Figure record extracts

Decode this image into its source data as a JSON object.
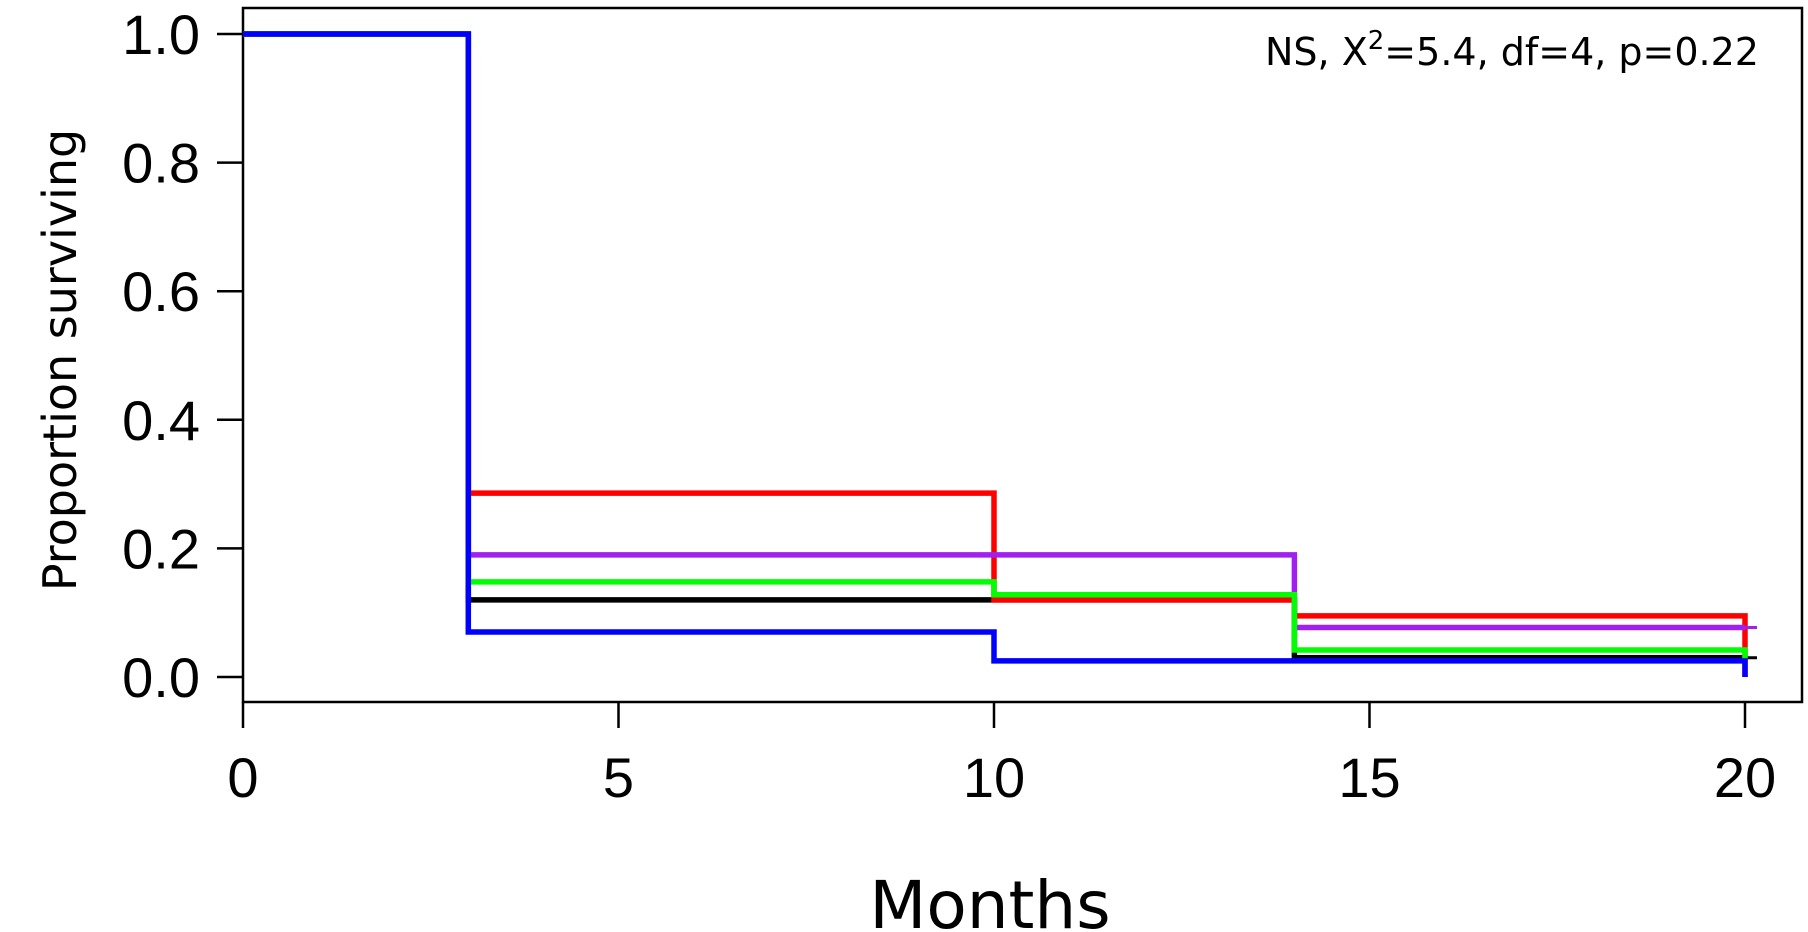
{
  "chart_data": {
    "type": "line",
    "step": true,
    "xlabel": "Months",
    "ylabel": "Proportion surviving",
    "annotation": {
      "prefix": "NS, X",
      "superscript": "2",
      "suffix": "=5.4, df=4, p=0.22"
    },
    "xlim": [
      0,
      20
    ],
    "ylim": [
      0,
      1
    ],
    "xticks": [
      0,
      5,
      10,
      15,
      20
    ],
    "xtick_labels": [
      "0",
      "5",
      "10",
      "15",
      "20"
    ],
    "yticks": [
      0,
      0.2,
      0.4,
      0.6,
      0.8,
      1.0
    ],
    "ytick_labels": [
      "0.0",
      "0.2",
      "0.4",
      "0.6",
      "0.8",
      "1.0"
    ],
    "grid": false,
    "series": [
      {
        "color": "#000000",
        "x": [
          0,
          3,
          10,
          14,
          20
        ],
        "y": [
          1.0,
          0.12,
          0.12,
          0.03,
          0.03
        ],
        "censor_x": [
          20
        ],
        "censor_y": [
          0.03
        ]
      },
      {
        "color": "#ff0000",
        "x": [
          0,
          3,
          10,
          14,
          20
        ],
        "y": [
          1.0,
          0.286,
          0.12,
          0.095,
          0.0
        ]
      },
      {
        "color": "#a020f0",
        "x": [
          0,
          3,
          14,
          20
        ],
        "y": [
          1.0,
          0.19,
          0.077,
          0.077
        ],
        "censor_x": [
          20
        ],
        "censor_y": [
          0.077
        ]
      },
      {
        "color": "#00ff00",
        "x": [
          0,
          3,
          10,
          14,
          20
        ],
        "y": [
          1.0,
          0.148,
          0.128,
          0.042,
          0.025
        ]
      },
      {
        "color": "#0000ff",
        "x": [
          0,
          3,
          10,
          20
        ],
        "y": [
          1.0,
          0.07,
          0.025,
          0.0
        ]
      }
    ]
  }
}
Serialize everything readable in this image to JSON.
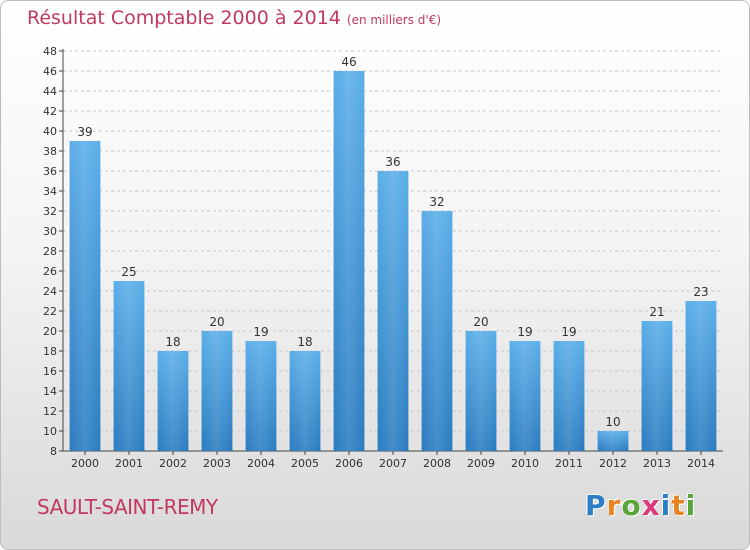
{
  "chart_data": {
    "type": "bar",
    "title": "Résultat Comptable 2000 à 2014",
    "subtitle": "(en milliers d'€)",
    "categories": [
      "2000",
      "2001",
      "2002",
      "2003",
      "2004",
      "2005",
      "2006",
      "2007",
      "2008",
      "2009",
      "2010",
      "2011",
      "2012",
      "2013",
      "2014"
    ],
    "values": [
      39,
      25,
      18,
      20,
      19,
      18,
      46,
      36,
      32,
      20,
      19,
      19,
      10,
      21,
      23
    ],
    "ylim": [
      8,
      48
    ],
    "ytick_step": 2,
    "xlabel": "",
    "ylabel": "",
    "grid": true,
    "bar_color_top": "#5aaee8",
    "bar_color_bottom": "#2a7cc0"
  },
  "footer": {
    "location": "SAULT-SAINT-REMY",
    "logo_letters": [
      "P",
      "r",
      "o",
      "x",
      "i",
      "t",
      "i"
    ]
  }
}
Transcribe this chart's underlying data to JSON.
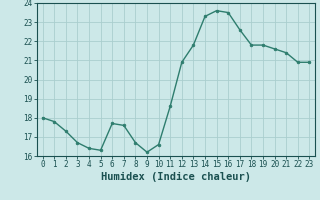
{
  "x": [
    0,
    1,
    2,
    3,
    4,
    5,
    6,
    7,
    8,
    9,
    10,
    11,
    12,
    13,
    14,
    15,
    16,
    17,
    18,
    19,
    20,
    21,
    22,
    23
  ],
  "y": [
    18.0,
    17.8,
    17.3,
    16.7,
    16.4,
    16.3,
    17.7,
    17.6,
    16.7,
    16.2,
    16.6,
    18.6,
    20.9,
    21.8,
    23.3,
    23.6,
    23.5,
    22.6,
    21.8,
    21.8,
    21.6,
    21.4,
    20.9,
    20.9
  ],
  "xlabel": "Humidex (Indice chaleur)",
  "line_color": "#2e7d6e",
  "marker_size": 2.0,
  "linewidth": 1.0,
  "bg_color": "#cce8e8",
  "grid_color": "#aacece",
  "ylim": [
    16,
    24
  ],
  "xlim": [
    -0.5,
    23.5
  ],
  "yticks": [
    16,
    17,
    18,
    19,
    20,
    21,
    22,
    23,
    24
  ],
  "xticks": [
    0,
    1,
    2,
    3,
    4,
    5,
    6,
    7,
    8,
    9,
    10,
    11,
    12,
    13,
    14,
    15,
    16,
    17,
    18,
    19,
    20,
    21,
    22,
    23
  ],
  "tick_label_fontsize": 5.5,
  "xlabel_fontsize": 7.5
}
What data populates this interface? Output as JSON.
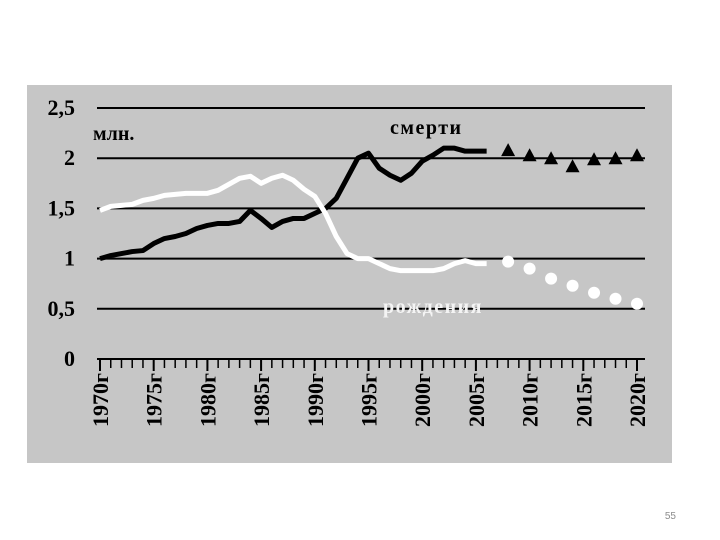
{
  "chart_data": {
    "type": "line",
    "annotations": [
      "млн.",
      "смерти",
      "рождения"
    ],
    "xlim": [
      1970,
      2020
    ],
    "xticks": [
      {
        "value": 1970,
        "label": "1970г"
      },
      {
        "value": 1975,
        "label": "1975г"
      },
      {
        "value": 1980,
        "label": "1980г"
      },
      {
        "value": 1985,
        "label": "1985г"
      },
      {
        "value": 1990,
        "label": "1990г"
      },
      {
        "value": 1995,
        "label": "1995г"
      },
      {
        "value": 2000,
        "label": "2000г"
      },
      {
        "value": 2005,
        "label": "2005г"
      },
      {
        "value": 2010,
        "label": "2010г"
      },
      {
        "value": 2015,
        "label": "2015г"
      },
      {
        "value": 2020,
        "label": "2020г"
      }
    ],
    "ylim": [
      0,
      2.5
    ],
    "yticks": [
      0,
      {
        "value": 0.5,
        "label": "0,5"
      },
      1,
      {
        "value": 1.5,
        "label": "1,5"
      },
      2,
      {
        "value": 2.5,
        "label": "2,5"
      }
    ],
    "grid": true,
    "series": [
      {
        "marker": "line",
        "color": "#000000",
        "x": [
          1970,
          1971,
          1972,
          1973,
          1974,
          1975,
          1976,
          1977,
          1978,
          1979,
          1980,
          1981,
          1982,
          1983,
          1984,
          1985,
          1986,
          1987,
          1988,
          1989,
          1990,
          1991,
          1992,
          1993,
          1994,
          1995,
          1996,
          1997,
          1998,
          1999,
          2000,
          2001,
          2002,
          2003,
          2004,
          2005,
          2006
        ],
        "values": [
          1.0,
          1.03,
          1.05,
          1.07,
          1.08,
          1.15,
          1.2,
          1.22,
          1.25,
          1.3,
          1.33,
          1.35,
          1.35,
          1.37,
          1.48,
          1.4,
          1.31,
          1.37,
          1.4,
          1.4,
          1.45,
          1.5,
          1.6,
          1.8,
          2.0,
          2.05,
          1.9,
          1.83,
          1.78,
          1.85,
          1.97,
          2.03,
          2.1,
          2.1,
          2.07,
          2.07,
          2.07
        ]
      },
      {
        "marker": "triangle",
        "color": "#000000",
        "x": [
          2008,
          2010,
          2012,
          2014,
          2016,
          2018,
          2020
        ],
        "values": [
          2.07,
          2.02,
          1.99,
          1.91,
          1.98,
          1.99,
          2.02
        ]
      },
      {
        "marker": "line",
        "color": "#ffffff",
        "x": [
          1970,
          1971,
          1972,
          1973,
          1974,
          1975,
          1976,
          1977,
          1978,
          1979,
          1980,
          1981,
          1982,
          1983,
          1984,
          1985,
          1986,
          1987,
          1988,
          1989,
          1990,
          1991,
          1992,
          1993,
          1994,
          1995,
          1996,
          1997,
          1998,
          1999,
          2000,
          2001,
          2002,
          2003,
          2004,
          2005,
          2006
        ],
        "values": [
          1.48,
          1.52,
          1.53,
          1.54,
          1.58,
          1.6,
          1.63,
          1.64,
          1.65,
          1.65,
          1.65,
          1.68,
          1.74,
          1.8,
          1.82,
          1.75,
          1.8,
          1.83,
          1.78,
          1.69,
          1.62,
          1.45,
          1.22,
          1.05,
          1.0,
          1.0,
          0.95,
          0.9,
          0.88,
          0.88,
          0.88,
          0.88,
          0.9,
          0.95,
          0.98,
          0.95,
          0.95
        ]
      },
      {
        "marker": "dot",
        "color": "#ffffff",
        "x": [
          2008,
          2010,
          2012,
          2014,
          2016,
          2018,
          2020
        ],
        "values": [
          0.97,
          0.9,
          0.8,
          0.73,
          0.66,
          0.6,
          0.55
        ]
      }
    ]
  },
  "slide": {
    "page_number": "55"
  }
}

== PROBLEM TO WORK ON ==
Reply with the number of lines in the data that include the string "ylabel" and nothing else.

== ANSWER BELOW ==
2